* _DIRECTIVE_
Pull each line holding "Steel" out of the entries below.
-- BEGIN RECORDS FOR PROCESSING --
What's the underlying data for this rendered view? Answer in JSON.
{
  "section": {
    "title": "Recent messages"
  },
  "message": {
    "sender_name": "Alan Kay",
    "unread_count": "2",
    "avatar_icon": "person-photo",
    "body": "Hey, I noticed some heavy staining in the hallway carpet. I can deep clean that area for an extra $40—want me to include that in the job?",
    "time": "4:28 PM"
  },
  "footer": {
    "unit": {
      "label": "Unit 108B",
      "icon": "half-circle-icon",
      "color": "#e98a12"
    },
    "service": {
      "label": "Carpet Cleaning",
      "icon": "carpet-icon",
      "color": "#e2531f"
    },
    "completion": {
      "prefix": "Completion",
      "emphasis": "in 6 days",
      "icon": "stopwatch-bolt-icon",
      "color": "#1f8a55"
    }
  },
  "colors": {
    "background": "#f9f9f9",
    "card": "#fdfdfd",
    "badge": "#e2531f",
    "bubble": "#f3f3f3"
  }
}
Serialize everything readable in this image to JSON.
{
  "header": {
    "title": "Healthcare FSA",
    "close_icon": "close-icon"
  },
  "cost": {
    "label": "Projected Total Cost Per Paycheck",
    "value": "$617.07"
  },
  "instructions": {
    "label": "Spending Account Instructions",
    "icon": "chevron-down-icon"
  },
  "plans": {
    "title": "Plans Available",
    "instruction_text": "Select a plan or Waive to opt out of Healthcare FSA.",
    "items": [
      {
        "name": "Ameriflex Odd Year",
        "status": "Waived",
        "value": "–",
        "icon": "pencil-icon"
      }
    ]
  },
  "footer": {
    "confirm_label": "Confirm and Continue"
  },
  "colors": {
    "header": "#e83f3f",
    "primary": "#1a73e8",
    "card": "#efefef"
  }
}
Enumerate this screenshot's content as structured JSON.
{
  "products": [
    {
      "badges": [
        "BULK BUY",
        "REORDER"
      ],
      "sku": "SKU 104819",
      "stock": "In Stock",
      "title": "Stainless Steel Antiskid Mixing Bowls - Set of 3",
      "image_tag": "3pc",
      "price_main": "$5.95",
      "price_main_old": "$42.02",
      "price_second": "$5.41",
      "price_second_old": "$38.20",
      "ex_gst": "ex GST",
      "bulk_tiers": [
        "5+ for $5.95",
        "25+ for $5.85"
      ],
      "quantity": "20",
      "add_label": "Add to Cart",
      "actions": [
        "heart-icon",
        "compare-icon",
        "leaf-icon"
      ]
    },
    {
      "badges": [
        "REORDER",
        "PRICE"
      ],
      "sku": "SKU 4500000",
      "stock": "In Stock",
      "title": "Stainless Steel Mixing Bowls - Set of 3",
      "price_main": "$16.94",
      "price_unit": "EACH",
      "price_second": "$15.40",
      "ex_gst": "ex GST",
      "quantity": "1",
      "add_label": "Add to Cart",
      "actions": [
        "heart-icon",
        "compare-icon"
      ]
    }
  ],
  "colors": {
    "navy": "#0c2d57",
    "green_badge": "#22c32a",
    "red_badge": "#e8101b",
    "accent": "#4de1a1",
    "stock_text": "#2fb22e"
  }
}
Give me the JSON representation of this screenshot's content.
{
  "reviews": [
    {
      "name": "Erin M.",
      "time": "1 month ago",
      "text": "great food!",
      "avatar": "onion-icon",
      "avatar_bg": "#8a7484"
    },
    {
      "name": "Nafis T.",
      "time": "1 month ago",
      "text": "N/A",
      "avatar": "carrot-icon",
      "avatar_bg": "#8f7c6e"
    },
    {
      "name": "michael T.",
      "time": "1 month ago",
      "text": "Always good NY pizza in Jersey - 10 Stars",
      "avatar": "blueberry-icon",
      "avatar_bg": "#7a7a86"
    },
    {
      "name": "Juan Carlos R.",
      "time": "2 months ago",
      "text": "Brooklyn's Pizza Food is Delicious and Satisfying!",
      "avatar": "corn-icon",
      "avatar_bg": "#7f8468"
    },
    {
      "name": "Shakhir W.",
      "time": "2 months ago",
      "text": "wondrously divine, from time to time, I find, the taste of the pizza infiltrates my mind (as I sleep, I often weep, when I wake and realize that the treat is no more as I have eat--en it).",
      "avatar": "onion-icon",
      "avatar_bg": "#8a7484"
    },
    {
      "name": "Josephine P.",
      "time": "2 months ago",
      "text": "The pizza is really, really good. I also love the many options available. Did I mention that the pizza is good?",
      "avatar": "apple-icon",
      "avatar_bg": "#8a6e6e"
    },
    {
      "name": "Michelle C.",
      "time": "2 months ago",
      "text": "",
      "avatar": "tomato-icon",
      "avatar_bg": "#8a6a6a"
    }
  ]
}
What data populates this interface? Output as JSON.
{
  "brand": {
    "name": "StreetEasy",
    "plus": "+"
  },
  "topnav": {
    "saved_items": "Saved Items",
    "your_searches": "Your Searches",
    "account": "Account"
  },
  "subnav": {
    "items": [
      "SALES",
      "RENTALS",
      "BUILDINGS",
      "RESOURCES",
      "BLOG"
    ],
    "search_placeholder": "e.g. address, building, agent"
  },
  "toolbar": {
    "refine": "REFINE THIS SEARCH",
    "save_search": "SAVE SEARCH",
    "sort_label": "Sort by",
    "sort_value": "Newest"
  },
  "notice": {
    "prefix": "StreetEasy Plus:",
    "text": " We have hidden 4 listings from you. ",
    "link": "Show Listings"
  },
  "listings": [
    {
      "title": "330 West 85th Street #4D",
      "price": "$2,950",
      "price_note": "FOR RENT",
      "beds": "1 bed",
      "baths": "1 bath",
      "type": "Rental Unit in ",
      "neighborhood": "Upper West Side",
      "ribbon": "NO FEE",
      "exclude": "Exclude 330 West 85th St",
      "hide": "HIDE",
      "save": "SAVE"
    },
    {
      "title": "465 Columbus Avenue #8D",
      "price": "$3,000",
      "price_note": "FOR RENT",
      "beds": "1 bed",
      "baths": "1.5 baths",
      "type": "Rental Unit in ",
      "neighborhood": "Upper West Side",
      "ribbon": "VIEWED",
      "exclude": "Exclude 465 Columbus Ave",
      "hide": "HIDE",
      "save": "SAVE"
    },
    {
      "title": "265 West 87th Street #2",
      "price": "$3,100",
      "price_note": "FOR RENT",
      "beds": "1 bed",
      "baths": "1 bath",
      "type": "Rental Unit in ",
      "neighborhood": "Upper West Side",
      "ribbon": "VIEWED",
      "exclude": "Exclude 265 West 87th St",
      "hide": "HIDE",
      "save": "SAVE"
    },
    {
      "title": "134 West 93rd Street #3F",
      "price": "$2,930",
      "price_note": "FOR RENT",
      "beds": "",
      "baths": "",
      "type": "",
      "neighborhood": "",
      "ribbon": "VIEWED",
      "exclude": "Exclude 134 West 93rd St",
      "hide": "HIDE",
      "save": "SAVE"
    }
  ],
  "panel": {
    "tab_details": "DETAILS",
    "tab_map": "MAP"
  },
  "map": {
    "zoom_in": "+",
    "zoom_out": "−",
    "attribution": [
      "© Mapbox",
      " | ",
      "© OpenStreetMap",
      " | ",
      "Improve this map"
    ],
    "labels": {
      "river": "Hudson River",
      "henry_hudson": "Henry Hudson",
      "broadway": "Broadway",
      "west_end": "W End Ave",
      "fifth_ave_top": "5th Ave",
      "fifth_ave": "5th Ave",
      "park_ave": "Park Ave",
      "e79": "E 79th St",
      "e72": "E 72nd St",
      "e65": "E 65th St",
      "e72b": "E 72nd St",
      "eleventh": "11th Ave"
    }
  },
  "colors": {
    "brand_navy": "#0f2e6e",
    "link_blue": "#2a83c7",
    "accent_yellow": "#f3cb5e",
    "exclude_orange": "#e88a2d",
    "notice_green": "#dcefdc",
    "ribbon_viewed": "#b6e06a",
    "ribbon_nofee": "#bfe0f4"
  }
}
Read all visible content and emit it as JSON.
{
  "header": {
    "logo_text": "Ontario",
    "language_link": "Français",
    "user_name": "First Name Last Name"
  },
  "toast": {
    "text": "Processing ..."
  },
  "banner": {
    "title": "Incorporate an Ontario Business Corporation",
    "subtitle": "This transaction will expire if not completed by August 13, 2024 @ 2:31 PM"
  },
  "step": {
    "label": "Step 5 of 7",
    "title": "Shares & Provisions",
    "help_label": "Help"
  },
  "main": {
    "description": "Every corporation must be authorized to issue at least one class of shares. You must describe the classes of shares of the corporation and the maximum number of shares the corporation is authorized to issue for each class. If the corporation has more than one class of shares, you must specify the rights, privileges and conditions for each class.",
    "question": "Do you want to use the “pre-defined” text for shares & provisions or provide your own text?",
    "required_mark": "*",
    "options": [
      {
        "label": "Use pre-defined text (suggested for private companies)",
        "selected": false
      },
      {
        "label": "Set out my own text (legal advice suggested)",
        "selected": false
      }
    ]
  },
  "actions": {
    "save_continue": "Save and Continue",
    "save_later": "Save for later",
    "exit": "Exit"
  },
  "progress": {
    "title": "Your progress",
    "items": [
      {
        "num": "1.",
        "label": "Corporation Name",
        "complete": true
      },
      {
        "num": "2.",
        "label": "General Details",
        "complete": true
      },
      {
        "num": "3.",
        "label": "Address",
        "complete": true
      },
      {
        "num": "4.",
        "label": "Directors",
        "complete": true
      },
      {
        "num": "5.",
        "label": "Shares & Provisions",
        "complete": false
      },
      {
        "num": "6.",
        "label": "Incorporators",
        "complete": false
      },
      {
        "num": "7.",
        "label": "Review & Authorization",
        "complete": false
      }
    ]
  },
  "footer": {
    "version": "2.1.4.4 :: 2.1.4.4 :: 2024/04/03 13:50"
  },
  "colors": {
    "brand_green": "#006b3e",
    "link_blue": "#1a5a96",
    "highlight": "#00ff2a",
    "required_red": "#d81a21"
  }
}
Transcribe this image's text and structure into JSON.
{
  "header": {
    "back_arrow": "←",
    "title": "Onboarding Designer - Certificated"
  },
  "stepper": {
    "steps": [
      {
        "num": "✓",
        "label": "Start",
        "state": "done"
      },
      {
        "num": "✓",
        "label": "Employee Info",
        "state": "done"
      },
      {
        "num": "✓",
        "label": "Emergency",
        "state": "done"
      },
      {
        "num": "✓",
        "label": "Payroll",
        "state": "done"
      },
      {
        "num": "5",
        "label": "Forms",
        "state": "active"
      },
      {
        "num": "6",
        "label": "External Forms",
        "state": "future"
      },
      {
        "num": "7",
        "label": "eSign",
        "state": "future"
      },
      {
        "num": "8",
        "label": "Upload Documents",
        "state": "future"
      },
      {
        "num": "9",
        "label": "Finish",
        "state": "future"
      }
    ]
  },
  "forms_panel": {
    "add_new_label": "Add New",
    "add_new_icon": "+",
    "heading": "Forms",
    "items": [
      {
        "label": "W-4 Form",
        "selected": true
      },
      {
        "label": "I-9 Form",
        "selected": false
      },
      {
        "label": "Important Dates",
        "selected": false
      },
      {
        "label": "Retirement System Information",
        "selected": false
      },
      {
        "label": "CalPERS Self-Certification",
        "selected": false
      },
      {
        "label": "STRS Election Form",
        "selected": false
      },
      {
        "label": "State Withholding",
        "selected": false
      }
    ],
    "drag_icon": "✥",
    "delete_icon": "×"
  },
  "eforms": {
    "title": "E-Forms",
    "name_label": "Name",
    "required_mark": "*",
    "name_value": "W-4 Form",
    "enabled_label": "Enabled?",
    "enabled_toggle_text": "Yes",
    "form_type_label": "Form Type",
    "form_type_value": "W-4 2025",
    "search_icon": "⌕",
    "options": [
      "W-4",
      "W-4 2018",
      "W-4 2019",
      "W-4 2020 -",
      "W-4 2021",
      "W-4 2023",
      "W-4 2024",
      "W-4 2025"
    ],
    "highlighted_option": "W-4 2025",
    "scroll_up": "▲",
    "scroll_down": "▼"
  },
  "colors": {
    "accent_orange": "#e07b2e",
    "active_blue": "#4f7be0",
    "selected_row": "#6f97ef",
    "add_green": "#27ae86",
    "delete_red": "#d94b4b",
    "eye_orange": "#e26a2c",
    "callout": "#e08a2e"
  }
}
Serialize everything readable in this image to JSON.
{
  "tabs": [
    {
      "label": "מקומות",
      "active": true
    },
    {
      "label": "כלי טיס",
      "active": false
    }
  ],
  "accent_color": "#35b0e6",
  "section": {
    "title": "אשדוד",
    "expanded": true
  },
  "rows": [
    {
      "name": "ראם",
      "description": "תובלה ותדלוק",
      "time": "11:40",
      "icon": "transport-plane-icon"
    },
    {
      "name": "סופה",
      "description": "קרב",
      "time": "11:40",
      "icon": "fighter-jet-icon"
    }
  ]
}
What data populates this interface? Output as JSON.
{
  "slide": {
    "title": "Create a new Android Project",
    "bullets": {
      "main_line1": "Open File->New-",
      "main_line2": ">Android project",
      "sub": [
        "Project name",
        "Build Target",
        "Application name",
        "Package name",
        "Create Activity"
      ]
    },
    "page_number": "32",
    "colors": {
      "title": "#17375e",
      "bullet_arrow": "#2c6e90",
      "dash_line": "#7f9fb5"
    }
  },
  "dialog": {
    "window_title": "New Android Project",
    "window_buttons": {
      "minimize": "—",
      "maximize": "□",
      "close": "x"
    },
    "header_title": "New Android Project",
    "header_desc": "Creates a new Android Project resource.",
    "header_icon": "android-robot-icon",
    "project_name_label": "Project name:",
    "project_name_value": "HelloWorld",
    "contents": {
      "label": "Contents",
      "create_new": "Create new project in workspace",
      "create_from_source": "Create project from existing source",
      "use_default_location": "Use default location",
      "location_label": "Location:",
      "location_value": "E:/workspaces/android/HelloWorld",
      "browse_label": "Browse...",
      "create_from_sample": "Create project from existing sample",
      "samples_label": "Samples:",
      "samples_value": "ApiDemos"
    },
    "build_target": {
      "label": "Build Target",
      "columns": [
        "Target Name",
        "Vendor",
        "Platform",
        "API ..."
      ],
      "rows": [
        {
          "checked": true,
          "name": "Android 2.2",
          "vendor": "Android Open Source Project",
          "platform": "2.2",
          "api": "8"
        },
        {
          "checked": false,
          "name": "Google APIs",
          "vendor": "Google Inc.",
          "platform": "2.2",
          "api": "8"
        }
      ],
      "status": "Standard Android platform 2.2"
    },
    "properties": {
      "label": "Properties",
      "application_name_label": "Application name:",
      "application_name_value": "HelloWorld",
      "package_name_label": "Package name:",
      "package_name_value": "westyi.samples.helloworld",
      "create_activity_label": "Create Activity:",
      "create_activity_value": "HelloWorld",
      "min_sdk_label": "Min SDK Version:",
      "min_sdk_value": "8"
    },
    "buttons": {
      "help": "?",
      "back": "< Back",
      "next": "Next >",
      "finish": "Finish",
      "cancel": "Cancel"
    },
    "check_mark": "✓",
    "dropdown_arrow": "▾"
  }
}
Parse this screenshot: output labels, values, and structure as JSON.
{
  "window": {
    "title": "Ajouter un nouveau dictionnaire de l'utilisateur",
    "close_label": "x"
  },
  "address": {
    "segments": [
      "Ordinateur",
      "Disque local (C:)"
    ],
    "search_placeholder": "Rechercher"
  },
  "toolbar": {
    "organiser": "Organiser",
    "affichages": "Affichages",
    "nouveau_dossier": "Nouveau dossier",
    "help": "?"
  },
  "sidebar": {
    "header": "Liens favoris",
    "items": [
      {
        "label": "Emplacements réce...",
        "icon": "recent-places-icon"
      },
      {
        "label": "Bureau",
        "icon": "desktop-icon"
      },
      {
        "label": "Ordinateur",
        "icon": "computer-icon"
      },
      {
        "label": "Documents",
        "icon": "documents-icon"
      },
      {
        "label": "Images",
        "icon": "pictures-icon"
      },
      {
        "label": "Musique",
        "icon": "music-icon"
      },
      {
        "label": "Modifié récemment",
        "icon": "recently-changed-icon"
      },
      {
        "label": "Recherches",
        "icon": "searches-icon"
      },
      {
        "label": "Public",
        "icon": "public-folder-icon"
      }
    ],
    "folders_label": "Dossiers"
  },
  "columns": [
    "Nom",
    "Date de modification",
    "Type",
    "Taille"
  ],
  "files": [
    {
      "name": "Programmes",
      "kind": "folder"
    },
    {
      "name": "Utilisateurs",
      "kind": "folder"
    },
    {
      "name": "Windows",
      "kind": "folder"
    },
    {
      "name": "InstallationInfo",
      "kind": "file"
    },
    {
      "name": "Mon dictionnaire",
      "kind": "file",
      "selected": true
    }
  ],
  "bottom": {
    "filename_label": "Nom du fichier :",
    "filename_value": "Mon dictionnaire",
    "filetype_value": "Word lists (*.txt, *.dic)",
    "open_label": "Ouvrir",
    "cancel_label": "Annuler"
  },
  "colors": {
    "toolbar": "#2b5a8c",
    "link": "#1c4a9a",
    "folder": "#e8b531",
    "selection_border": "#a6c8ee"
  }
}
-- END RECORDS FOR PROCESSING --
* _OUTPUT_
      "title": "Stainless Steel Antiskid Mixing Bowls - Set of 3",
      "title": "Stainless Steel Mixing Bowls - Set of 3",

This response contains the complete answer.